■ Job:
Using the listing below, please gather every line containing the word "viridis".
** START **
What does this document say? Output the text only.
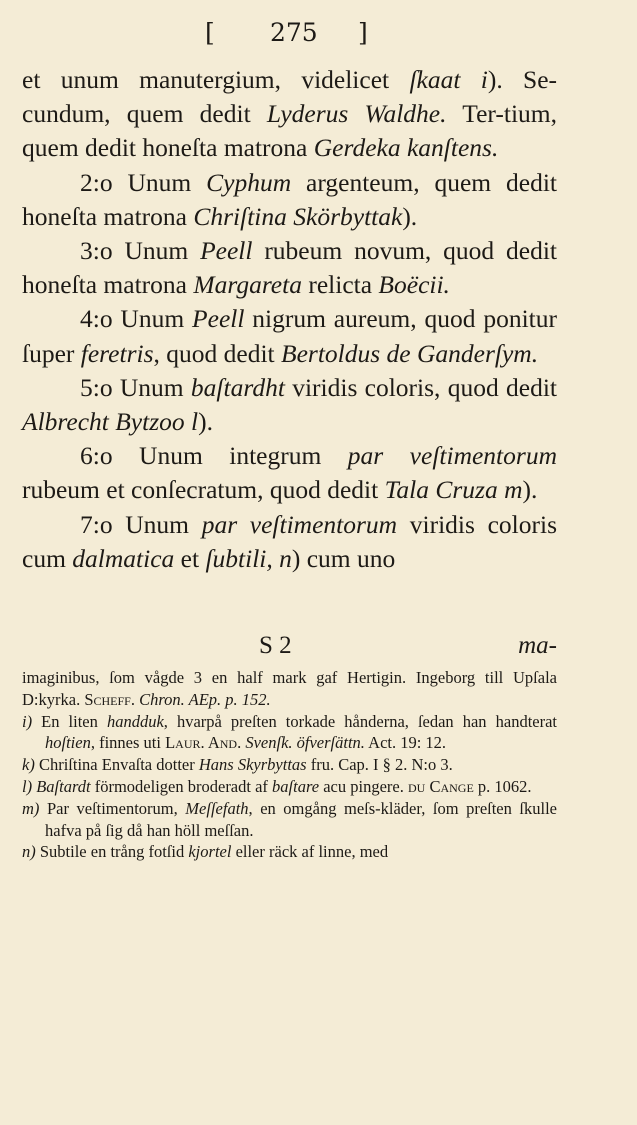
[ 275 ]

et unum manutergium, videlicet ſkaat i). Se-cundum, quem dedit Lyderus Waldhe. Ter-tium, quem dedit honeſta matrona Gerdeka kanſtens.

2:o Unum Cyphum argenteum, quem dedit honeſta matrona Chriſtina Skörbyttak).

3:o Unum Peell rubeum novum, quod dedit honeſta matrona Margareta relicta Boëcii.

4:o Unum Peell nigrum aureum, quod ponitur ſuper feretris, quod dedit Bertoldus de Ganderſym.

5:o Unum baſtardht viridis coloris, quod dedit Albrecht Bytzoo l).

6:o Unum integrum par veſtimentorum rubeum et conſecratum, quod dedit Tala Cruza m).

7:o Unum par veſtimentorum viridis coloris cum dalmatica et ſubtili, n) cum uno

S 2	ma-

imaginibus, ſom vågde 3 en half mark gaf Hertigin. Ingeborg till Upſala D:kyrka. Scheff. Chron. AEp. p. 152.

i) En liten handduk, hvarpå preſten torkade hånderna, ſedan han handterat hoſtien, finnes uti Laur. And. Svenſk. öfverſättn. Act. 19: 12.

k) Chriſtina Envaſta dotter Hans Skyrbyttas fru. Cap. I § 2. N:o 3.

l) Baſtardt förmodeligen broderadt af baſtare acu pingere. du Cange p. 1062.

m) Par veſtimentorum, Meſſefath, en omgång meſs-kläder, ſom preſten ſkulle hafva på ſig då han höll meſſan.

n) Subtile en trång fotſid kjortel eller räck af linne, med
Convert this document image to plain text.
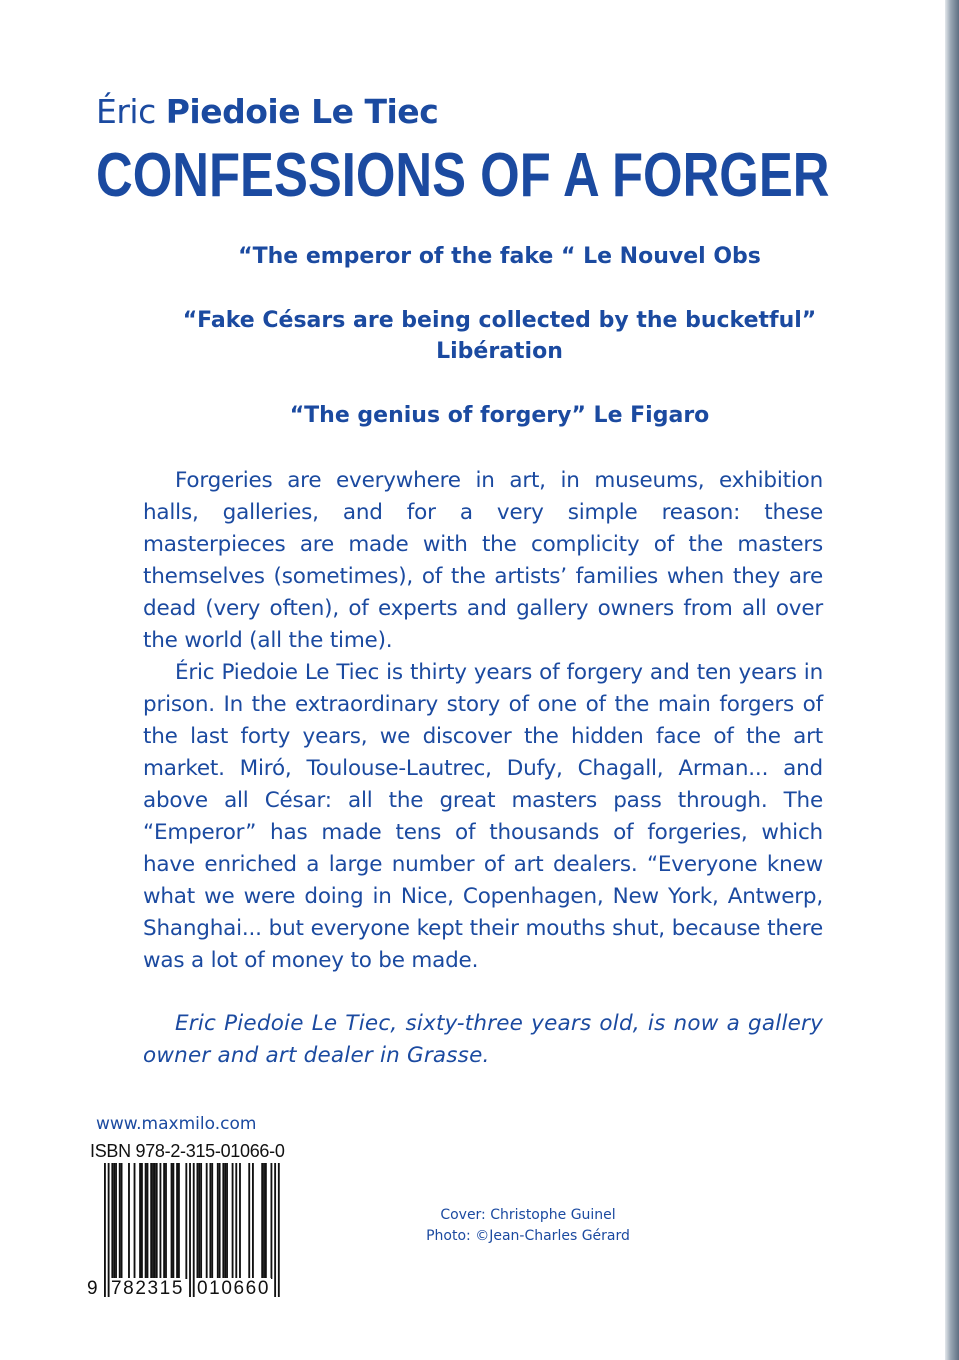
Éric Piedoie Le Tiec
CONFESSIONS OF A FORGER
“The emperor of the fake “ Le Nouvel Obs
“Fake Césars are being collected by the bucketful”
Libération
“The genius of forgery” Le Figaro

Forgeries are everywhere in art, in museums, exhibition halls, galleries, and for a very simple reason: these masterpieces are made with the complicity of the masters themselves (sometimes), of the artists’ families when they are dead (very often), of experts and gallery owners from all over the world (all the time).

Éric Piedoie Le Tiec is thirty years of forgery and ten years in prison. In the extraordinary story of one of the main forgers of the last forty years, we discover the hidden face of the art market. Miró, Toulouse-Lautrec, Dufy, Chagall, Arman... and above all César: all the great masters pass through. The “Emperor” has made tens of thousands of forgeries, which have enriched a large number of art dealers. “Everyone knew what we were doing in Nice, Copenhagen, New York, Antwerp, Shanghai... but everyone kept their mouths shut, because there was a lot of money to be made.

Eric Piedoie Le Tiec, sixty-three years old, is now a gallery owner and art dealer in Grasse.

www.maxmilo.com
ISBN 978-2-315-01066-0
9 782315 010660
Cover: Christophe Guinel
Photo: ©Jean-Charles Gérard
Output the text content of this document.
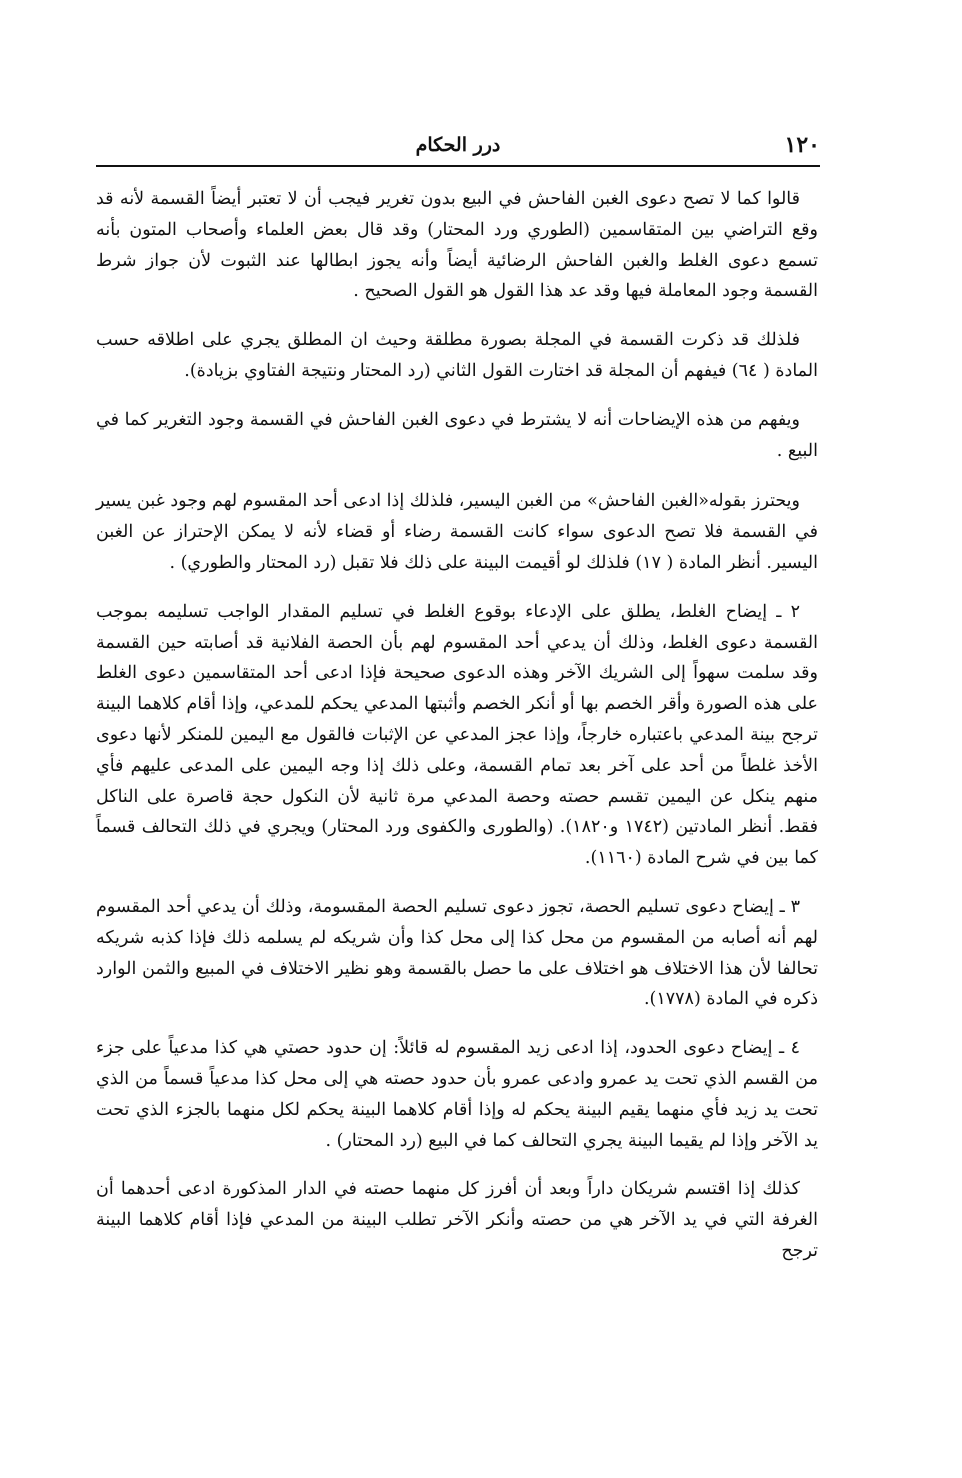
١٢٠
درر الحكام

قالوا كما لا تصح دعوى الغبن الفاحش في البيع بدون تغرير فيجب أن لا تعتبر أيضاً القسمة لأنه قد وقع التراضي بين المتقاسمين (الطوري ورد المحتار) وقد قال بعض العلماء وأصحاب المتون بأنه تسمع دعوى الغلط والغبن الفاحش الرضائية أيضاً وأنه يجوز ابطالها عند الثبوت لأن جواز شرط القسمة وجود المعاملة فيها وقد عد هذا القول هو القول الصحيح .

فلذلك قد ذكرت القسمة في المجلة بصورة مطلقة وحيث ان المطلق يجري على اطلاقه حسب المادة ( ٦٤) فيفهم أن المجلة قد اختارت القول الثاني (رد المحتار ونتيجة الفتاوي بزيادة).

ويفهم من هذه الإيضاحات أنه لا يشترط في دعوى الغبن الفاحش في القسمة وجود التغرير كما في البيع .

ويحترز بقوله«الغبن الفاحش» من الغبن اليسير، فلذلك إذا ادعى أحد المقسوم لهم وجود غبن يسير في القسمة فلا تصح الدعوى سواء كانت القسمة رضاء أو قضاء لأنه لا يمكن الإحتراز عن الغبن اليسير. أنظر المادة ( ١٧) فلذلك لو أقيمت البينة على ذلك فلا تقبل (رد المحتار والطوري) .

٢ ـ إيضاح الغلط، يطلق على الإدعاء بوقوع الغلط في تسليم المقدار الواجب تسليمه بموجب القسمة دعوى الغلط، وذلك أن يدعي أحد المقسوم لهم بأن الحصة الفلانية قد أصابته حين القسمة وقد سلمت سهواً إلى الشريك الآخر وهذه الدعوى صحيحة فإذا ادعى أحد المتقاسمين دعوى الغلط على هذه الصورة وأقر الخصم بها أو أنكر الخصم وأثبتها المدعي يحكم للمدعي، وإذا أقام كلاهما البينة ترجح بينة المدعي باعتباره خارجاً، وإذا عجز المدعي عن الإثبات فالقول مع اليمين للمنكر لأنها دعوى الأخذ غلطاً من أحد على آخر بعد تمام القسمة، وعلى ذلك إذا وجه اليمين على المدعى عليهم فأي منهم ينكل عن اليمين تقسم حصته وحصة المدعي مرة ثانية لأن النكول حجة قاصرة على الناكل فقط. أنظر المادتين (١٧٤٢ و١٨٢٠). (والطورى والكفوى ورد المحتار) ويجري في ذلك التحالف قسماً كما بين في شرح المادة (١١٦٠).

٣ ـ إيضاح دعوى تسليم الحصة، تجوز دعوى تسليم الحصة المقسومة، وذلك أن يدعي أحد المقسوم لهم أنه أصابه من المقسوم من محل كذا إلى محل كذا وأن شريكه لم يسلمه ذلك فإذا كذبه شريكه تحالفا لأن هذا الاختلاف هو اختلاف على ما حصل بالقسمة وهو نظير الاختلاف في المبيع والثمن الوارد ذكره في المادة (١٧٧٨).

٤ ـ إيضاح دعوى الحدود، إذا ادعى زيد المقسوم له قائلاً: إن حدود حصتي هي كذا مدعياً على جزء من القسم الذي تحت يد عمرو وادعى عمرو بأن حدود حصته هي إلى محل كذا مدعياً قسماً من الذي تحت يد زيد فأي منهما يقيم البينة يحكم له وإذا أقام كلاهما البينة يحكم لكل منهما بالجزء الذي تحت يد الآخر وإذا لم يقيما البينة يجري التحالف كما في البيع (رد المحتار) .

كذلك إذا اقتسم شريكان داراً وبعد أن أفرز كل منهما حصته في الدار المذكورة ادعى أحدهما أن الغرفة التي في يد الآخر هي من حصته وأنكر الآخر تطلب البينة من المدعي فإذا أقام كلاهما البينة ترجح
** END **
■ Solution for this task:
5:o Unum baſtardht viridis coloris, quod dedit Albrecht Bytzoo l).
7:o Unum par veſtimentorum viridis coloris cum dalmatica et ſubtili, n) cum uno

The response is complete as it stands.